Work item:
Every single entry below should be reproduced verbatim.

Working data:
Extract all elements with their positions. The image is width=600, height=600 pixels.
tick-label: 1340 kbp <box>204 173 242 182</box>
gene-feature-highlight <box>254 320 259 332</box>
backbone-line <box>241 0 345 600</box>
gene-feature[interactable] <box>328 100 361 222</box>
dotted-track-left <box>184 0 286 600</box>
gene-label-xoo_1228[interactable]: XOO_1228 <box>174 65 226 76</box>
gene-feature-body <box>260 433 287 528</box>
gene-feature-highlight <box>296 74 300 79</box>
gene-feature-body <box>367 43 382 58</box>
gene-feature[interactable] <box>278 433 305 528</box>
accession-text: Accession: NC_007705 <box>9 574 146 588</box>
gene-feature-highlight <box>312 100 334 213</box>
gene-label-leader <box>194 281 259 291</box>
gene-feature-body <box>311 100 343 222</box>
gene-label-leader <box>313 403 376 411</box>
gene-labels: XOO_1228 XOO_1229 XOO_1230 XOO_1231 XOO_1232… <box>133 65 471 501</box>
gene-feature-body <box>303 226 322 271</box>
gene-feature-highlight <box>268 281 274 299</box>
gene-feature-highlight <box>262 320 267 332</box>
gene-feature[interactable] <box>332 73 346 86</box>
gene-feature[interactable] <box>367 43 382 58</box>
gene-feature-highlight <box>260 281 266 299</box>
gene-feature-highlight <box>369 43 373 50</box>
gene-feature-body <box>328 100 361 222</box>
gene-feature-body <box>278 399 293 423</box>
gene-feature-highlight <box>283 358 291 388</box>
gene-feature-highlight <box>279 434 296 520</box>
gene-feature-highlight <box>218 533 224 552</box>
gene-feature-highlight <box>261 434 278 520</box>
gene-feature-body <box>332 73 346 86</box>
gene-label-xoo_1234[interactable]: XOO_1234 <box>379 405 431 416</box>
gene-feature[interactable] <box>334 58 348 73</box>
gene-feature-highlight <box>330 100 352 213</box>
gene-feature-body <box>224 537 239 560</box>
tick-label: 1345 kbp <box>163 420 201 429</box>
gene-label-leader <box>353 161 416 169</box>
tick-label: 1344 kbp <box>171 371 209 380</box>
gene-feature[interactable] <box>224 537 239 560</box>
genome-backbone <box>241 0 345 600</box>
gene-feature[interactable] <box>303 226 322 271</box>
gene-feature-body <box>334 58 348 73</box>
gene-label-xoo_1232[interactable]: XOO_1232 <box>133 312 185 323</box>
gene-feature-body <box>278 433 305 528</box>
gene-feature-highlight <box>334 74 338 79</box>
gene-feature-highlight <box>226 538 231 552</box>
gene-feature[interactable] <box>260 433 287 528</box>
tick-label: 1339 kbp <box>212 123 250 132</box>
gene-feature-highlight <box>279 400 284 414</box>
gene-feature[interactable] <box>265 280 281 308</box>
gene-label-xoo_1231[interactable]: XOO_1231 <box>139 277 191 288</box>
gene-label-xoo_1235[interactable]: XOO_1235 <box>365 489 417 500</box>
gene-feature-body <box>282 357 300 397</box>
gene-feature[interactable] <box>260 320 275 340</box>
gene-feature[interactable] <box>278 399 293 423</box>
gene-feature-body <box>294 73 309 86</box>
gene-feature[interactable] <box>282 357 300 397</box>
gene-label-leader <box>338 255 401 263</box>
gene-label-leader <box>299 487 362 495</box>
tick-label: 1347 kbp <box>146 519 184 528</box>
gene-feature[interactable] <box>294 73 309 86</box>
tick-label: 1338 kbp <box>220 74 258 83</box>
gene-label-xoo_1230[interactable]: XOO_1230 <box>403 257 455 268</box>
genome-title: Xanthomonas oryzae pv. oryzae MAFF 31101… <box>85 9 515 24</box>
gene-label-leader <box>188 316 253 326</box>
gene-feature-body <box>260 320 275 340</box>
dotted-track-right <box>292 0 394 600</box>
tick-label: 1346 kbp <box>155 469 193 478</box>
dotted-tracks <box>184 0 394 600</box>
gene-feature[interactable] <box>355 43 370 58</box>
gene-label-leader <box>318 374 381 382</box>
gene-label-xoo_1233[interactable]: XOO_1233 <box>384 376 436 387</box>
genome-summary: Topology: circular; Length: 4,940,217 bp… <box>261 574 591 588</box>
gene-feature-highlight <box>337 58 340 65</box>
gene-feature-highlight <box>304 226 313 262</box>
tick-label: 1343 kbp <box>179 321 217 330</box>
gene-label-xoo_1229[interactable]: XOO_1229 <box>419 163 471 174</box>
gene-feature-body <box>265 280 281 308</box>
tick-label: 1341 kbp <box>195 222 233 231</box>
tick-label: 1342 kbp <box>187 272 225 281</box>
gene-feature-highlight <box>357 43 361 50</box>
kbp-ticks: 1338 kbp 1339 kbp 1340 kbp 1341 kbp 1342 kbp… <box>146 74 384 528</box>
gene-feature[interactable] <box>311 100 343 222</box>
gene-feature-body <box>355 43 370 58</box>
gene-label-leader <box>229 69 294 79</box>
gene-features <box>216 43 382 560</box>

Task response:
Extract all elements with their positions. The image is width=600, height=600 pixels.
tick-label: 1340 kbp <box>204 173 242 182</box>
gene-feature-highlight <box>254 320 259 332</box>
backbone-line <box>241 0 345 600</box>
gene-feature[interactable] <box>328 100 361 222</box>
dotted-track-left <box>184 0 286 600</box>
gene-label-xoo_1228[interactable]: XOO_1228 <box>174 65 226 76</box>
gene-feature-body <box>260 433 287 528</box>
gene-feature-highlight <box>296 74 300 79</box>
gene-feature-body <box>367 43 382 58</box>
gene-feature[interactable] <box>278 433 305 528</box>
accession-text: Accession: NC_007705 <box>9 574 146 588</box>
gene-feature-highlight <box>312 100 334 213</box>
gene-label-leader <box>194 281 259 291</box>
gene-feature-body <box>311 100 343 222</box>
gene-label-leader <box>313 403 376 411</box>
gene-labels: XOO_1228 XOO_1229 XOO_1230 XOO_1231 XOO_1232… <box>133 65 471 501</box>
gene-feature-body <box>303 226 322 271</box>
gene-feature-highlight <box>268 281 274 299</box>
gene-feature-highlight <box>262 320 267 332</box>
gene-feature[interactable] <box>332 73 346 86</box>
gene-feature[interactable] <box>367 43 382 58</box>
gene-feature-highlight <box>260 281 266 299</box>
gene-feature-highlight <box>369 43 373 50</box>
gene-feature-body <box>328 100 361 222</box>
gene-feature-body <box>278 399 293 423</box>
gene-feature-highlight <box>283 358 291 388</box>
gene-feature-highlight <box>279 434 296 520</box>
gene-feature-highlight <box>218 533 224 552</box>
gene-feature-highlight <box>261 434 278 520</box>
gene-feature-body <box>332 73 346 86</box>
gene-label-xoo_1234[interactable]: XOO_1234 <box>379 405 431 416</box>
gene-feature[interactable] <box>334 58 348 73</box>
gene-feature-highlight <box>330 100 352 213</box>
gene-feature-body <box>224 537 239 560</box>
tick-label: 1345 kbp <box>163 420 201 429</box>
gene-label-leader <box>353 161 416 169</box>
tick-label: 1344 kbp <box>171 371 209 380</box>
gene-feature[interactable] <box>224 537 239 560</box>
genome-backbone <box>241 0 345 600</box>
gene-feature[interactable] <box>303 226 322 271</box>
gene-feature-body <box>334 58 348 73</box>
gene-label-xoo_1232[interactable]: XOO_1232 <box>133 312 185 323</box>
gene-feature-body <box>278 433 305 528</box>
gene-feature-highlight <box>334 74 338 79</box>
gene-feature-highlight <box>226 538 231 552</box>
gene-feature[interactable] <box>260 433 287 528</box>
tick-label: 1339 kbp <box>212 123 250 132</box>
gene-feature-highlight <box>279 400 284 414</box>
gene-feature[interactable] <box>265 280 281 308</box>
gene-label-xoo_1231[interactable]: XOO_1231 <box>139 277 191 288</box>
gene-label-xoo_1235[interactable]: XOO_1235 <box>365 489 417 500</box>
gene-feature-body <box>282 357 300 397</box>
gene-feature[interactable] <box>260 320 275 340</box>
gene-feature[interactable] <box>278 399 293 423</box>
gene-feature-body <box>294 73 309 86</box>
gene-feature[interactable] <box>282 357 300 397</box>
gene-label-leader <box>338 255 401 263</box>
gene-label-leader <box>299 487 362 495</box>
tick-label: 1347 kbp <box>146 519 184 528</box>
gene-feature[interactable] <box>294 73 309 86</box>
tick-label: 1338 kbp <box>220 74 258 83</box>
gene-label-xoo_1230[interactable]: XOO_1230 <box>403 257 455 268</box>
genome-title: Xanthomonas oryzae pv. oryzae MAFF 31101… <box>85 9 515 24</box>
gene-label-leader <box>188 316 253 326</box>
gene-feature-body <box>260 320 275 340</box>
dotted-track-right <box>292 0 394 600</box>
tick-label: 1346 kbp <box>155 469 193 478</box>
dotted-tracks <box>184 0 394 600</box>
gene-feature[interactable] <box>355 43 370 58</box>
gene-label-leader <box>318 374 381 382</box>
gene-label-xoo_1233[interactable]: XOO_1233 <box>384 376 436 387</box>
genome-summary: Topology: circular; Length: 4,940,217 bp… <box>261 574 591 588</box>
gene-feature-highlight <box>337 58 340 65</box>
gene-feature-highlight <box>304 226 313 262</box>
tick-label: 1343 kbp <box>179 321 217 330</box>
gene-label-xoo_1229[interactable]: XOO_1229 <box>419 163 471 174</box>
gene-feature-body <box>265 280 281 308</box>
tick-label: 1341 kbp <box>195 222 233 231</box>
tick-label: 1342 kbp <box>187 272 225 281</box>
gene-feature-highlight <box>357 43 361 50</box>
kbp-ticks: 1338 kbp 1339 kbp 1340 kbp 1341 kbp 1342 kbp… <box>146 74 384 528</box>
gene-feature[interactable] <box>311 100 343 222</box>
gene-feature-body <box>355 43 370 58</box>
gene-label-leader <box>229 69 294 79</box>
gene-features <box>216 43 382 560</box>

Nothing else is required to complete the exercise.